What you are asked to do: Pick out each line in these entries that contains the string "八丁平中央".

Dataset records:
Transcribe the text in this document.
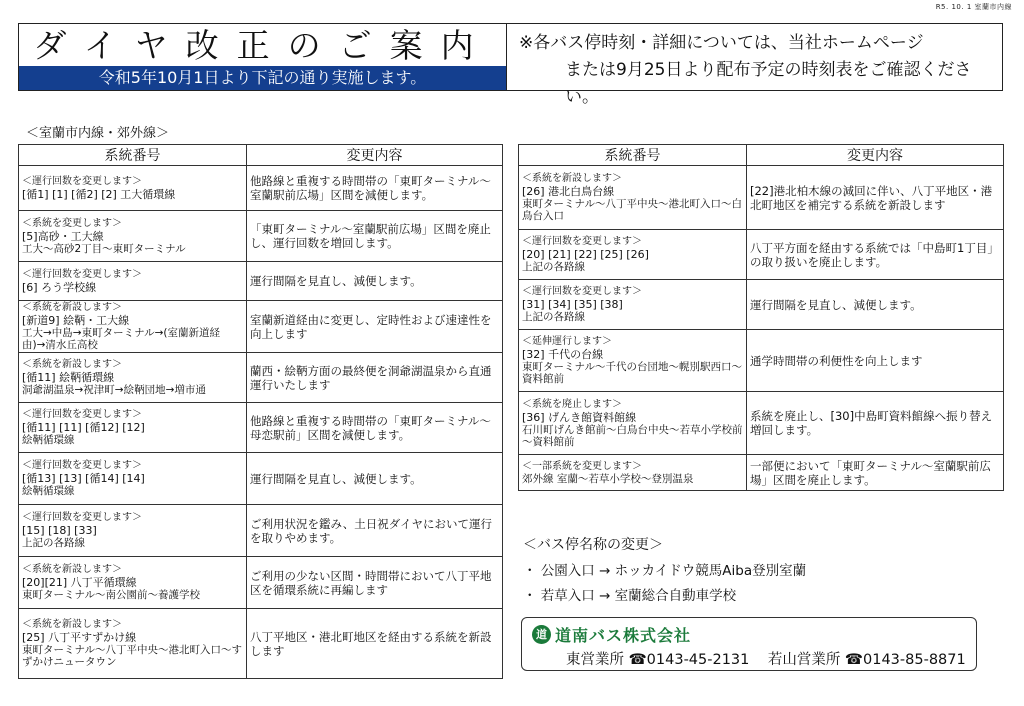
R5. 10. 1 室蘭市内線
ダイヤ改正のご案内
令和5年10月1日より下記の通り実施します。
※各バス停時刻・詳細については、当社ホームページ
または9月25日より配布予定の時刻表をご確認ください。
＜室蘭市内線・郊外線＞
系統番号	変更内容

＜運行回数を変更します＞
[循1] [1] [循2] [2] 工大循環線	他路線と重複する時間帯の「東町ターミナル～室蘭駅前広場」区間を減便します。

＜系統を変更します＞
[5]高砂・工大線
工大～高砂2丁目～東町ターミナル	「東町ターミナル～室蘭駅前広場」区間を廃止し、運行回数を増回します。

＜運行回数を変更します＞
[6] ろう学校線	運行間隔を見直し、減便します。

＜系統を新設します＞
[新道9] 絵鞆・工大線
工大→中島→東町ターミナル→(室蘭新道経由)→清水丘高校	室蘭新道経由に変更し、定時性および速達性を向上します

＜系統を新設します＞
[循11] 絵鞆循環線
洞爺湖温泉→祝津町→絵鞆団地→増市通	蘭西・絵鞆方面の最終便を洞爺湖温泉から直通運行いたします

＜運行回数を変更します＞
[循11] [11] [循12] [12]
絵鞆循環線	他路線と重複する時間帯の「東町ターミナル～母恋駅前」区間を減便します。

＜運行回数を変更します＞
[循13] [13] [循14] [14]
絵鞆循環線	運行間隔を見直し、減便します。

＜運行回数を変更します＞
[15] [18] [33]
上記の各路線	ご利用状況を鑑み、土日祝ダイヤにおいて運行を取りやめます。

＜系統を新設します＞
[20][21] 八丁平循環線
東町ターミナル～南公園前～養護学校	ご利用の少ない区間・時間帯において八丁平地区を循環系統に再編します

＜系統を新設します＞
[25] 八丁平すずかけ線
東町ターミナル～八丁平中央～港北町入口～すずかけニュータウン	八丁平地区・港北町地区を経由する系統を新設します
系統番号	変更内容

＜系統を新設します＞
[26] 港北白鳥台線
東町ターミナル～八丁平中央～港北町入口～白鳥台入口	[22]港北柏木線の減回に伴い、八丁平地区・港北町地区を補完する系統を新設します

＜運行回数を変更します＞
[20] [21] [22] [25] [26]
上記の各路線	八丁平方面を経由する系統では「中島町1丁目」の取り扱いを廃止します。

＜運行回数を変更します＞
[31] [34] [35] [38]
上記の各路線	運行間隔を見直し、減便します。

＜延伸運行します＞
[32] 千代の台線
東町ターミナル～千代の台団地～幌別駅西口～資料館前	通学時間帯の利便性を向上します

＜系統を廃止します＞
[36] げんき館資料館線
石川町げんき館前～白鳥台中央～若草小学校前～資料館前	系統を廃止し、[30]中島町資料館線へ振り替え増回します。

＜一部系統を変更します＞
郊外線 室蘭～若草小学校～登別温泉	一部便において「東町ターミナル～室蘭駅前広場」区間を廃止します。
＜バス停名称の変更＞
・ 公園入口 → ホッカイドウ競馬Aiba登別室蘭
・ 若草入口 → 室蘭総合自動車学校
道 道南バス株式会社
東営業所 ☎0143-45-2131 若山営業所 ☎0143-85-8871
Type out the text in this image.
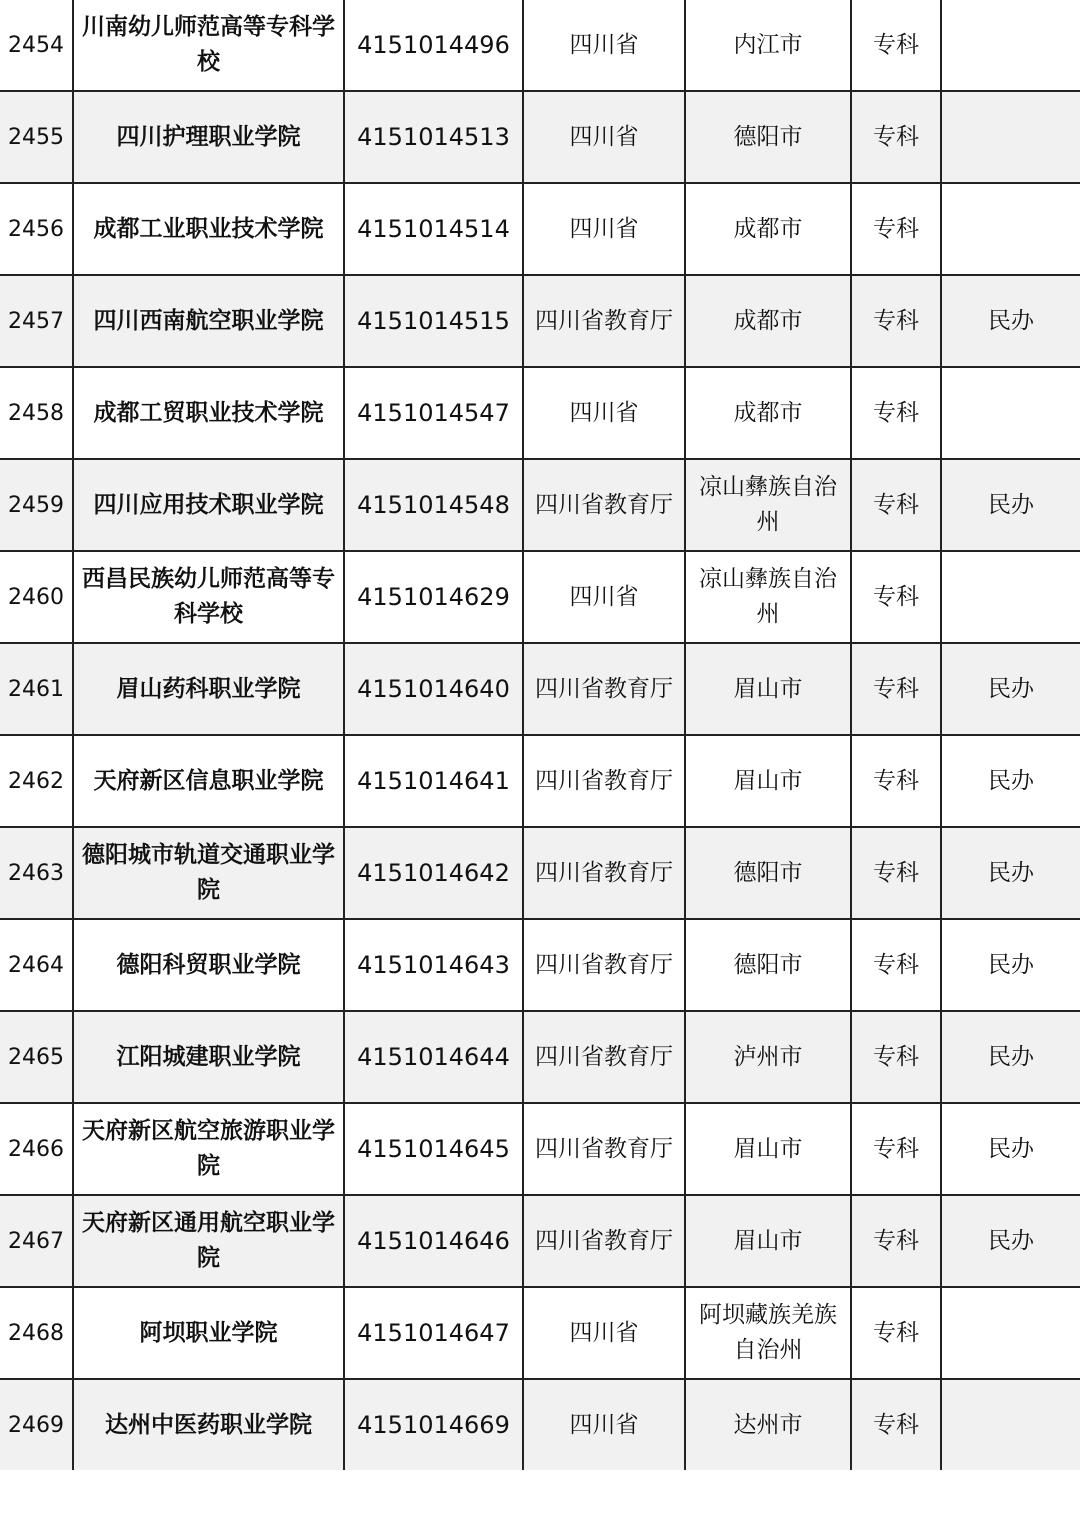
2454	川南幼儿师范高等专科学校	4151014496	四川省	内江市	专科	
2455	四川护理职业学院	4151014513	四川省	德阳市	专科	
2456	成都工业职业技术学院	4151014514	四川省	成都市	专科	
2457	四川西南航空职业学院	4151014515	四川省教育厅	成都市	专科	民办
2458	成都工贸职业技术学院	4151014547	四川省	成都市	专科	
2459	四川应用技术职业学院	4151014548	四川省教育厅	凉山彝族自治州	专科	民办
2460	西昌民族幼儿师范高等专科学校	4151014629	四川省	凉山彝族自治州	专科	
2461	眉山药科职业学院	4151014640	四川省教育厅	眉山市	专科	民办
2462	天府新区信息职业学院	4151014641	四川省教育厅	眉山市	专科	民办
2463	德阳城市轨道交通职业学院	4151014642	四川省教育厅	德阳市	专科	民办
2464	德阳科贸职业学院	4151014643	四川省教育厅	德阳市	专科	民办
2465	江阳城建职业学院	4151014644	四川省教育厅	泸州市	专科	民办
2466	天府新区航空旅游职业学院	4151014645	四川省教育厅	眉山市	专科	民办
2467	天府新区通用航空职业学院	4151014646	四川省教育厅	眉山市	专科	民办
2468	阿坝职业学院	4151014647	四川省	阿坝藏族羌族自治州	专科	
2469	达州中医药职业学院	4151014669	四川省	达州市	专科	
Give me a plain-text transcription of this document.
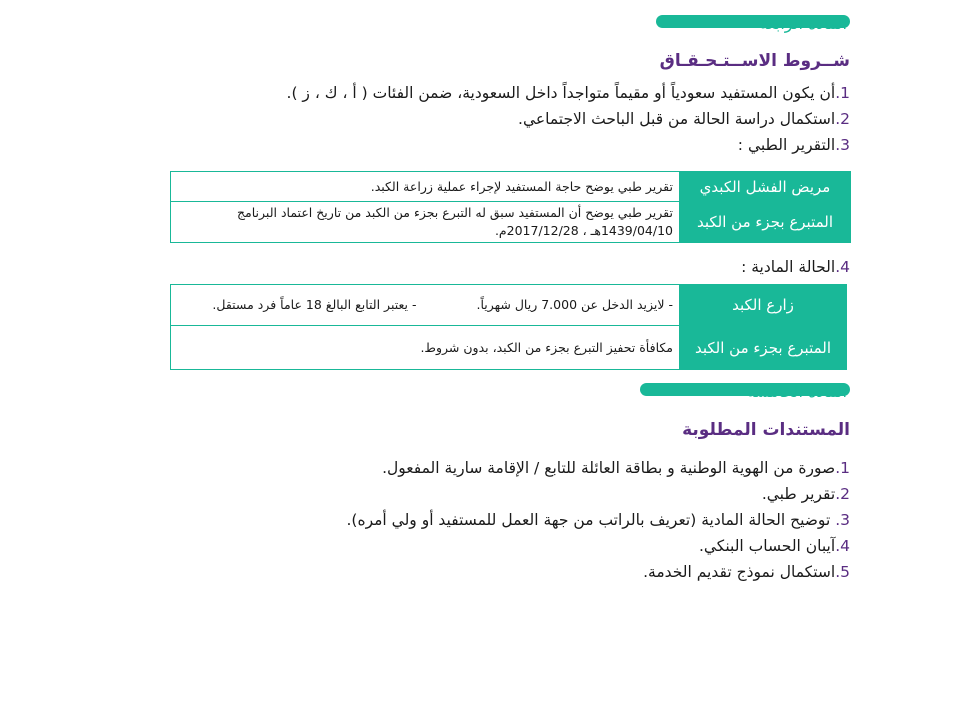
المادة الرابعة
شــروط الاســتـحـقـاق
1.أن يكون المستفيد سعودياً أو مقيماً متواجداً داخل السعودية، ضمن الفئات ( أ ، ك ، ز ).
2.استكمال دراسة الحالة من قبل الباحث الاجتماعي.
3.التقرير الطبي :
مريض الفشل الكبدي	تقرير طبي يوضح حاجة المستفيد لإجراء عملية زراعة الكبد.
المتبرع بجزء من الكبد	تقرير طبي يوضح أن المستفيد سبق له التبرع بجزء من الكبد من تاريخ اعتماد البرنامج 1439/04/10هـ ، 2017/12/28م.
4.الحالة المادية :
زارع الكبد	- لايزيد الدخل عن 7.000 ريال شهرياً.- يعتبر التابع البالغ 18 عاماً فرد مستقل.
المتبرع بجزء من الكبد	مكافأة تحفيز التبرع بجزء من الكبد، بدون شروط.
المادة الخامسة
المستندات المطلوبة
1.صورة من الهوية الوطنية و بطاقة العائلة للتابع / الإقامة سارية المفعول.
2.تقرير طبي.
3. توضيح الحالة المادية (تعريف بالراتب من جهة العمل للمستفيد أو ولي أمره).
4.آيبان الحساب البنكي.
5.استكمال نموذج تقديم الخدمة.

Complete answer:
東町ターミナル～八丁平中央～港北町入口～すずかけニュータウン	八丁平地区・港北町地区を経由する系統を新設します
東町ターミナル～八丁平中央～港北町入口～白鳥台入口	[22]港北柏木線の減回に伴い、八丁平地区・港北町地区を補完する系統を新設します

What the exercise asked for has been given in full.